>> START Data records

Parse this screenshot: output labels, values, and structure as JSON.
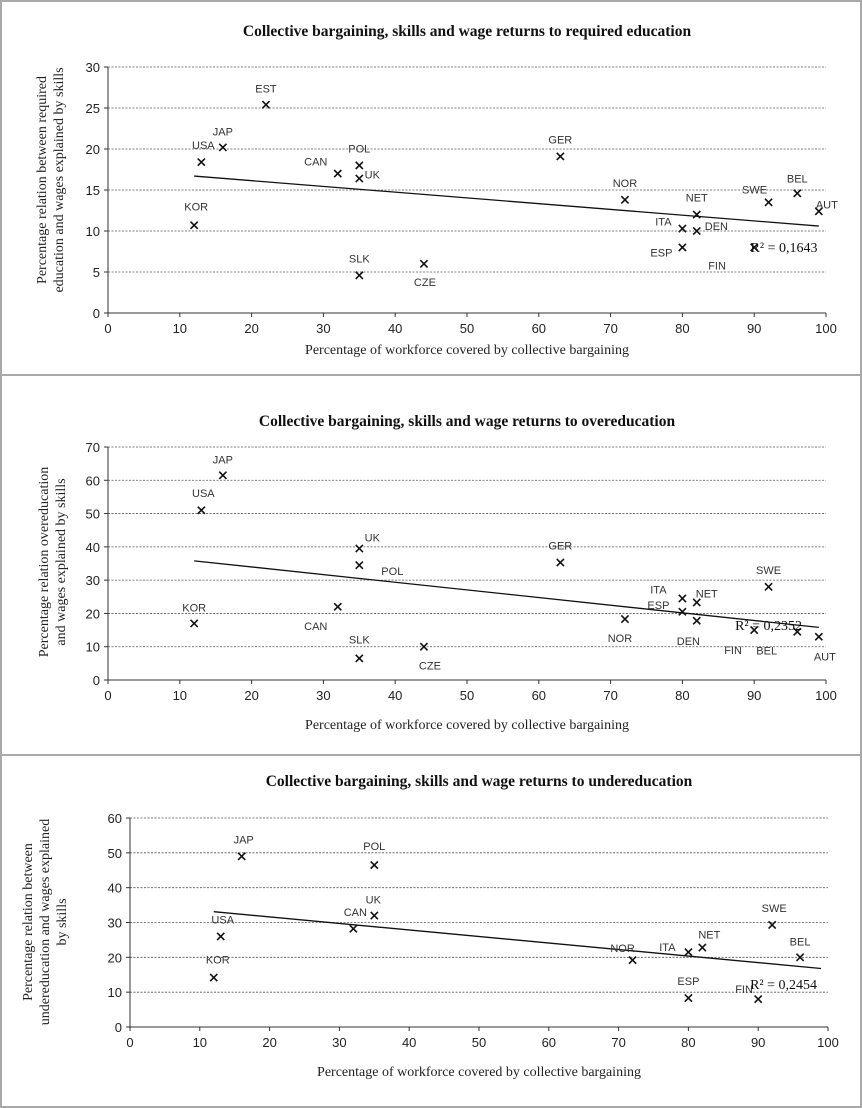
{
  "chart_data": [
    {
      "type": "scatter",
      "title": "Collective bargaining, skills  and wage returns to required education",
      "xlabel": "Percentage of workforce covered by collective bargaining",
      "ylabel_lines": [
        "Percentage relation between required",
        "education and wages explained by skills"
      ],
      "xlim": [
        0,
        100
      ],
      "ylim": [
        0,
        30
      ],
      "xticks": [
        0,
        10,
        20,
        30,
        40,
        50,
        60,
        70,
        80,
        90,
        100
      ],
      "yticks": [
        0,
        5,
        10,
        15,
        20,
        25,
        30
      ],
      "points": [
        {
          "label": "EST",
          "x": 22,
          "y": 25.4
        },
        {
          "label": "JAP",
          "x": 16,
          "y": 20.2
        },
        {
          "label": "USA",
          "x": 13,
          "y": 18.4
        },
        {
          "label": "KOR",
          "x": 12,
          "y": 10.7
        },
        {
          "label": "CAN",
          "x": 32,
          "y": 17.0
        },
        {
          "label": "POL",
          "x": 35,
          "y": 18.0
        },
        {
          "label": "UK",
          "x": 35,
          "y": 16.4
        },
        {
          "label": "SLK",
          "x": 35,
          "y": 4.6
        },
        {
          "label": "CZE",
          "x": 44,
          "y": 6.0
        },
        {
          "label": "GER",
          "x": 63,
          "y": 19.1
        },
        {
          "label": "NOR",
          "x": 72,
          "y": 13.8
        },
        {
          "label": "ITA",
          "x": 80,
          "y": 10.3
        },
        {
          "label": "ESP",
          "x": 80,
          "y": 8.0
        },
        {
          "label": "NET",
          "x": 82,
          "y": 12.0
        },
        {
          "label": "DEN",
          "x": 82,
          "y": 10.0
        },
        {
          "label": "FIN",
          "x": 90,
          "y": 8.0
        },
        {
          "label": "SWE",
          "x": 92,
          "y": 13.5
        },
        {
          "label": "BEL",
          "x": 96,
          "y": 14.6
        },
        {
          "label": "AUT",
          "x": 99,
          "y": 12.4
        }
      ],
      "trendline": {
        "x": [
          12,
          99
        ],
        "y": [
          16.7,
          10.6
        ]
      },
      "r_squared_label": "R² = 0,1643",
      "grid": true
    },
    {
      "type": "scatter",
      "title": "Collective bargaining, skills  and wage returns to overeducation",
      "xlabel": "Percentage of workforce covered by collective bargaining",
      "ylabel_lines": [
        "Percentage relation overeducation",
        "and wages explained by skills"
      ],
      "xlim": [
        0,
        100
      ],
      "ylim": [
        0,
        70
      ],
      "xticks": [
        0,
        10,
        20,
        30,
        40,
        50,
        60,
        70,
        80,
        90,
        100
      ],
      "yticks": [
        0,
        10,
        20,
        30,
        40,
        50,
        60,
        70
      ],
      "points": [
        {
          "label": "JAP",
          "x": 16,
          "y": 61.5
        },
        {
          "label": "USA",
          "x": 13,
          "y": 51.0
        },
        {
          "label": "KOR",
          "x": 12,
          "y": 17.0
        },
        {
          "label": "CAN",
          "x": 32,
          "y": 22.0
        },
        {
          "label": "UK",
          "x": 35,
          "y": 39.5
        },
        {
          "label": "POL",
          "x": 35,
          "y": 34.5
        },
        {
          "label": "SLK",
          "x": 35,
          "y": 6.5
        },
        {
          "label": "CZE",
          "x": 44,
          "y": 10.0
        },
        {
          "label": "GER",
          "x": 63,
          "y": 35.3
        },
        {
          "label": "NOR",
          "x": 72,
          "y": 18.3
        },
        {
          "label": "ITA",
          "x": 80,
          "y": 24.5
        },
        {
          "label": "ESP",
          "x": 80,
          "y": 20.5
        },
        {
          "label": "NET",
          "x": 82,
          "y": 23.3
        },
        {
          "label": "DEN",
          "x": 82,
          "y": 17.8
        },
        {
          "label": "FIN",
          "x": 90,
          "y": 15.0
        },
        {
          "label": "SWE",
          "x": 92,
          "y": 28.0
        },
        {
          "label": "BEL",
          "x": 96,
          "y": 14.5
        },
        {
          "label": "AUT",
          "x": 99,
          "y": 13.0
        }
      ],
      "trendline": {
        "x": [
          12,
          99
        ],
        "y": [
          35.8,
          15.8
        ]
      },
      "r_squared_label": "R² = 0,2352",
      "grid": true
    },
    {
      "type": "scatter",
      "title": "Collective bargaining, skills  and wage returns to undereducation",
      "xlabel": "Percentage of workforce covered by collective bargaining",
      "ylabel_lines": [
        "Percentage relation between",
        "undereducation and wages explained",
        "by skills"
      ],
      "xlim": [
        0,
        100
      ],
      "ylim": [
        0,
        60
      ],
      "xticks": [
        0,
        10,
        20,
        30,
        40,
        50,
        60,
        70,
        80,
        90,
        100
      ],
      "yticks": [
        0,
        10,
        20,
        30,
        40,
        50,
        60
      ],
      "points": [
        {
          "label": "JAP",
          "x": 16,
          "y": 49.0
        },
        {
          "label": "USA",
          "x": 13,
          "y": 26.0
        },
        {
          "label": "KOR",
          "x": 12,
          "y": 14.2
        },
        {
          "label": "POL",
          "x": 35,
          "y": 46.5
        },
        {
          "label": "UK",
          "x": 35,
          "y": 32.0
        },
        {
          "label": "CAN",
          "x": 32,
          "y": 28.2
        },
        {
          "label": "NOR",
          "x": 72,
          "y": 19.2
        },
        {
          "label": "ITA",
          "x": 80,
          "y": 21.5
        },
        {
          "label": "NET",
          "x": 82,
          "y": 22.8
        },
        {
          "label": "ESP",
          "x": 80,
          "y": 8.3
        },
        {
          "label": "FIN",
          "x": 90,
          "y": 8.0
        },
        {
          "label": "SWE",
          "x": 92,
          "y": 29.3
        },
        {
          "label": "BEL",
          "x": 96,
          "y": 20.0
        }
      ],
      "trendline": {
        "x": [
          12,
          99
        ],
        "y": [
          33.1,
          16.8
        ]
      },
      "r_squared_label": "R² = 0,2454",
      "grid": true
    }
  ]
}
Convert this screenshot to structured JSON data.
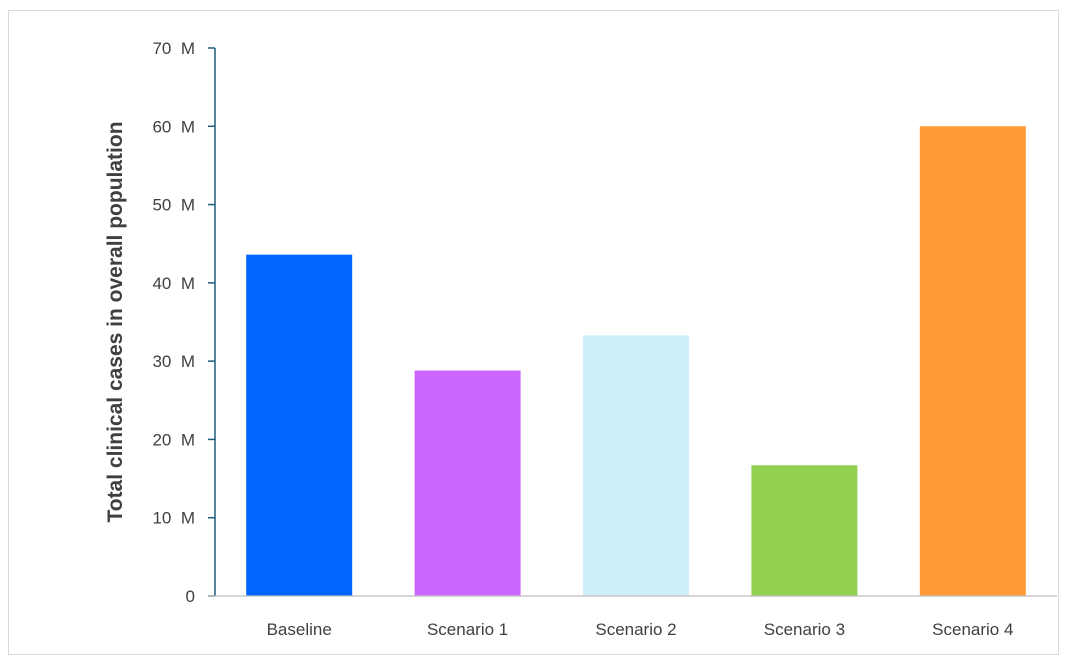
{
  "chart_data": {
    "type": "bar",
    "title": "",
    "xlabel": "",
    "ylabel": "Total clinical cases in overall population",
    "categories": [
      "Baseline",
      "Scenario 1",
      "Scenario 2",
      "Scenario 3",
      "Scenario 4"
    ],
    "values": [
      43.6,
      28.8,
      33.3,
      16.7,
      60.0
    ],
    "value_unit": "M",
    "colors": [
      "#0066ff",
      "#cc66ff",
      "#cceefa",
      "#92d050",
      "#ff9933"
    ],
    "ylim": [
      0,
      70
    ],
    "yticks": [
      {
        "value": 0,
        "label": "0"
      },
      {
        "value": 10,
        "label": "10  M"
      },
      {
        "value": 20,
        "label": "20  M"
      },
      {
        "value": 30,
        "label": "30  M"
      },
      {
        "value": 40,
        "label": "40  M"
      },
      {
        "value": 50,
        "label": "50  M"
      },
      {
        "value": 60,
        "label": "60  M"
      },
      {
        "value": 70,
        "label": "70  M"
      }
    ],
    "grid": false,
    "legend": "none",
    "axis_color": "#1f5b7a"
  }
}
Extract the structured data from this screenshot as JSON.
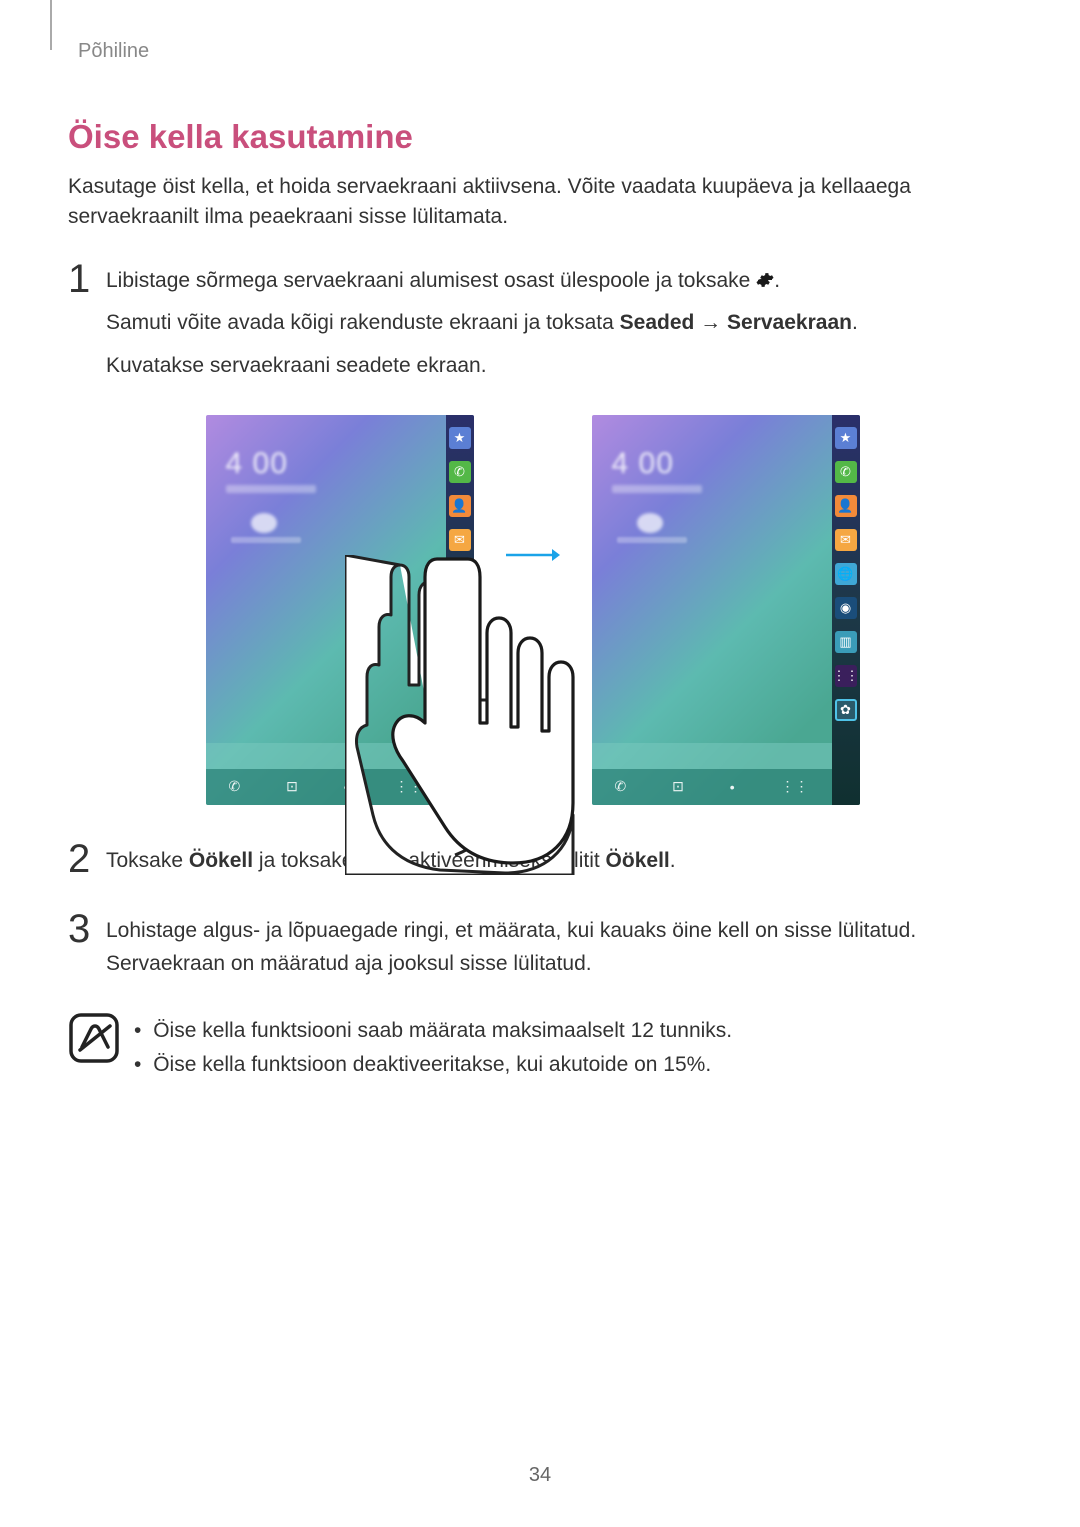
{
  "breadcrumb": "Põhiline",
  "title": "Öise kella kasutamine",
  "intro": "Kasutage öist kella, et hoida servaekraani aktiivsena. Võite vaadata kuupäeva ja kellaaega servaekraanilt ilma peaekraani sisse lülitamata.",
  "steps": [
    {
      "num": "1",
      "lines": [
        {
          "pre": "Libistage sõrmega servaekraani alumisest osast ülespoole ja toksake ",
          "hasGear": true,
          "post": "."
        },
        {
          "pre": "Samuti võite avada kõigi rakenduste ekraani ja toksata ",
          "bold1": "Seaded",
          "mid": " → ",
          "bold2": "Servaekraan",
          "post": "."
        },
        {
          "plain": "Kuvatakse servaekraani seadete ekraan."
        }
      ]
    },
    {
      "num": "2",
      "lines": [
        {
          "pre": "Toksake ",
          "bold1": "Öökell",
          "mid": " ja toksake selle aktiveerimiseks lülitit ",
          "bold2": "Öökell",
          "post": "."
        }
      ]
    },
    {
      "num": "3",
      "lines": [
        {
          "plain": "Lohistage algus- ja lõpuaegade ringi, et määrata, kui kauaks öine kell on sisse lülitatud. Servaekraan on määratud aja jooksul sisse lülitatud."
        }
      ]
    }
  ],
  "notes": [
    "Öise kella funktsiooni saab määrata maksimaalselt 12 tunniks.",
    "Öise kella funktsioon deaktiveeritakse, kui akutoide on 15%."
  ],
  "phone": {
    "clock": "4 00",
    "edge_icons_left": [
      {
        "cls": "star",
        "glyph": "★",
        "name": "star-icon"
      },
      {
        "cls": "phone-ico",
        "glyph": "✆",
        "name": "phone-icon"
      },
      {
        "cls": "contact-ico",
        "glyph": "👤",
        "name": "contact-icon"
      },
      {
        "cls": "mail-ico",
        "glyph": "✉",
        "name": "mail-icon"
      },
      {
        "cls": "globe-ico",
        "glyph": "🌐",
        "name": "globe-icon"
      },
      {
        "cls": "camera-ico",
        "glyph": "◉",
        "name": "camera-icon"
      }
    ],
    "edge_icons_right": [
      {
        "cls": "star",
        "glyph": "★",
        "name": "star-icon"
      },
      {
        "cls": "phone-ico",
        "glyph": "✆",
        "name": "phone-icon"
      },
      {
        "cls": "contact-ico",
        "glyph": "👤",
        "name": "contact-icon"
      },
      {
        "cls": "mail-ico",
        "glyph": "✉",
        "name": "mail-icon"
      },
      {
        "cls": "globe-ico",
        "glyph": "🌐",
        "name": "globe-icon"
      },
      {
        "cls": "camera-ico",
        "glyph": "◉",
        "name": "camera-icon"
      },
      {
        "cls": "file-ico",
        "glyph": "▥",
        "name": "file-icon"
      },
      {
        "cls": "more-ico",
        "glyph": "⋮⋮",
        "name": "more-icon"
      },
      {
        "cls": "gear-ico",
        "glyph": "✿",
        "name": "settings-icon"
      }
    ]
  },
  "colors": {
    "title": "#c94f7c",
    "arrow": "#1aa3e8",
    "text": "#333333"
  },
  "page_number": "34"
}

>> END Data records

__Work to complete__. From the entries above, collect every line with the string "required" in it.

__Task answer__.
      "title": "Collective bargaining, skills  and wage returns to required education",
        "Percentage relation between required",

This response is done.